EXERCISE INSTRUCTIONS -
Make an exact copy of the data below, leaving out every picture.

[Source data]
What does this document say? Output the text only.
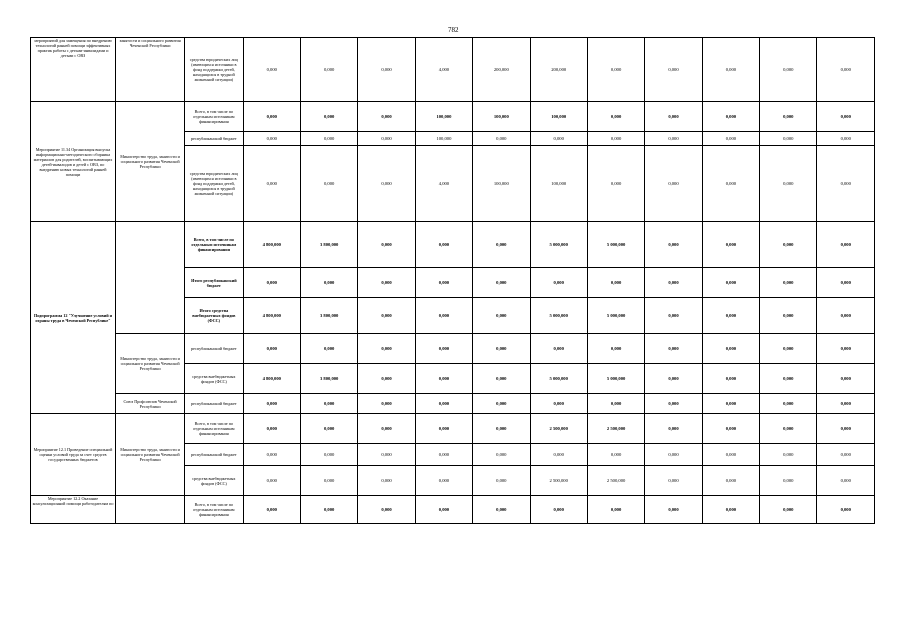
782
мероприятий для замещения по внедрению технологий ранней помощи эффективных практик работы с детьми-инвалидами и детьми с ОВЗ	занятости и социального развития Чеченской Республики	средства юридических лиц (имеющихся источники в фонд поддержки детей, находящихся в трудной жизненной ситуации)	0,000	0,000	0,000	4,000	200,000	200,000	0,000	0,000	0,000	0,000	0,000
Мероприятие 11.34 Организация выпуска информационно-методического сборника материалов для родителей, воспитывающих детей-инвалидов и детей с ОВЗ, по внедрению новых технологий ранней помощи	Министерство труда, занятости и социального развития Чеченской Республики	Всего, в том числе по отдельным источникам финансирования	0,000	0,000	0,000	100,000	100,000	100,000	0,000	0,000	0,000	0,000	0,000
		республиканский бюджет	0,000	0,000	0,000	100,000	0,000	0,000	0,000	0,000	0,000	0,000	0,000
		средства юридических лиц (имеющихся источники в фонд поддержки детей, находящихся в трудной жизненной ситуации)	0,000	0,000	0,000	4,000	100,000	100,000	0,000	0,000	0,000	0,000	0,000
Подпрограмма 12 "Улучшение условий и охраны труда в Чеченской Республике"		Всего, в том числе по отдельным источникам финансирования	4 800,000	3 800,000	0,000	0,000	0,000	5 000,000	5 000,000	0,000	0,000	0,000	0,000
		Итого республиканский бюджет	0,000	0,000	0,000	0,000	0,000	0,000	0,000	0,000	0,000	0,000	0,000
		Итого средства внебюджетных фондов (ФСС)	4 800,000	3 800,000	0,000	0,000	0,000	5 000,000	5 000,000	0,000	0,000	0,000	0,000
	Министерство труда, занятости и социального развития Чеченской Республики	республиканский бюджет	0,000	0,000	0,000	0,000	0,000	0,000	0,000	0,000	0,000	0,000	0,000
		средства внебюджетных фондов (ФСС)	4 800,000	3 800,000	0,000	0,000	0,000	5 000,000	5 000,000	0,000	0,000	0,000	0,000
	Союз Профсоюзов Чеченской Республики	республиканский бюджет	0,000	0,000	0,000	0,000	0,000	0,000	0,000	0,000	0,000	0,000	0,000
Мероприятие 12.1 Проведение специальной оценки условий труда за счет средств государственных бюджетов	Министерство труда, занятости и социального развития Чеченской Республики	Всего, в том числе по отдельным источникам финансирования	0,000	0,000	0,000	0,000	0,000	2 500,000	2 500,000	0,000	0,000	0,000	0,000
		республиканский бюджет	0,000	0,000	0,000	0,000	0,000	0,000	0,000	0,000	0,000	0,000	0,000
		средства внебюджетных фондов (ФСС)	0,000	0,000	0,000	0,000	0,000	2 500,000	2 500,000	0,000	0,000	0,000	0,000
Мероприятие 12.2 Оказание консультационной помощи работодателям по		Всего, в том числе по отдельным источникам финансирования	0,000	0,000	0,000	0,000	0,000	0,000	0,000	0,000	0,000	0,000	0,000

SOLVED PROBLEM -
What does this document say? Output the text only.
782
мероприятий для замещения по внедрению технологий ранней помощи эффективных практик работы с детьми-инвалидами и детьми с ОВЗ	занятости и социального развития Чеченской Республики	средства юридических лиц (имеющихся источники в фонд поддержки детей, находящихся в трудной жизненной ситуации)	0,000	0,000	0,000	4,000	200,000	200,000	0,000	0,000	0,000	0,000	0,000
Мероприятие 11.34 Организация выпуска информационно-методического сборника материалов для родителей, воспитывающих детей-инвалидов и детей с ОВЗ, по внедрению новых технологий ранней помощи	Министерство труда, занятости и социального развития Чеченской Республики	Всего, в том числе по отдельным источникам финансирования	0,000	0,000	0,000	100,000	100,000	100,000	0,000	0,000	0,000	0,000	0,000
		республиканский бюджет	0,000	0,000	0,000	100,000	0,000	0,000	0,000	0,000	0,000	0,000	0,000
		средства юридических лиц (имеющихся источники в фонд поддержки детей, находящихся в трудной жизненной ситуации)	0,000	0,000	0,000	4,000	100,000	100,000	0,000	0,000	0,000	0,000	0,000
Подпрограмма 12 "Улучшение условий и охраны труда в Чеченской Республике"		Всего, в том числе по отдельным источникам финансирования	4 800,000	3 800,000	0,000	0,000	0,000	5 000,000	5 000,000	0,000	0,000	0,000	0,000
		Итого республиканский бюджет	0,000	0,000	0,000	0,000	0,000	0,000	0,000	0,000	0,000	0,000	0,000
		Итого средства внебюджетных фондов (ФСС)	4 800,000	3 800,000	0,000	0,000	0,000	5 000,000	5 000,000	0,000	0,000	0,000	0,000
	Министерство труда, занятости и социального развития Чеченской Республики	республиканский бюджет	0,000	0,000	0,000	0,000	0,000	0,000	0,000	0,000	0,000	0,000	0,000
		средства внебюджетных фондов (ФСС)	4 800,000	3 800,000	0,000	0,000	0,000	5 000,000	5 000,000	0,000	0,000	0,000	0,000
	Союз Профсоюзов Чеченской Республики	республиканский бюджет	0,000	0,000	0,000	0,000	0,000	0,000	0,000	0,000	0,000	0,000	0,000
Мероприятие 12.1 Проведение специальной оценки условий труда за счет средств государственных бюджетов	Министерство труда, занятости и социального развития Чеченской Республики	Всего, в том числе по отдельным источникам финансирования	0,000	0,000	0,000	0,000	0,000	2 500,000	2 500,000	0,000	0,000	0,000	0,000
		республиканский бюджет	0,000	0,000	0,000	0,000	0,000	0,000	0,000	0,000	0,000	0,000	0,000
		средства внебюджетных фондов (ФСС)	0,000	0,000	0,000	0,000	0,000	2 500,000	2 500,000	0,000	0,000	0,000	0,000
Мероприятие 12.2 Оказание консультационной помощи работодателям по		Всего, в том числе по отдельным источникам финансирования	0,000	0,000	0,000	0,000	0,000	0,000	0,000	0,000	0,000	0,000	0,000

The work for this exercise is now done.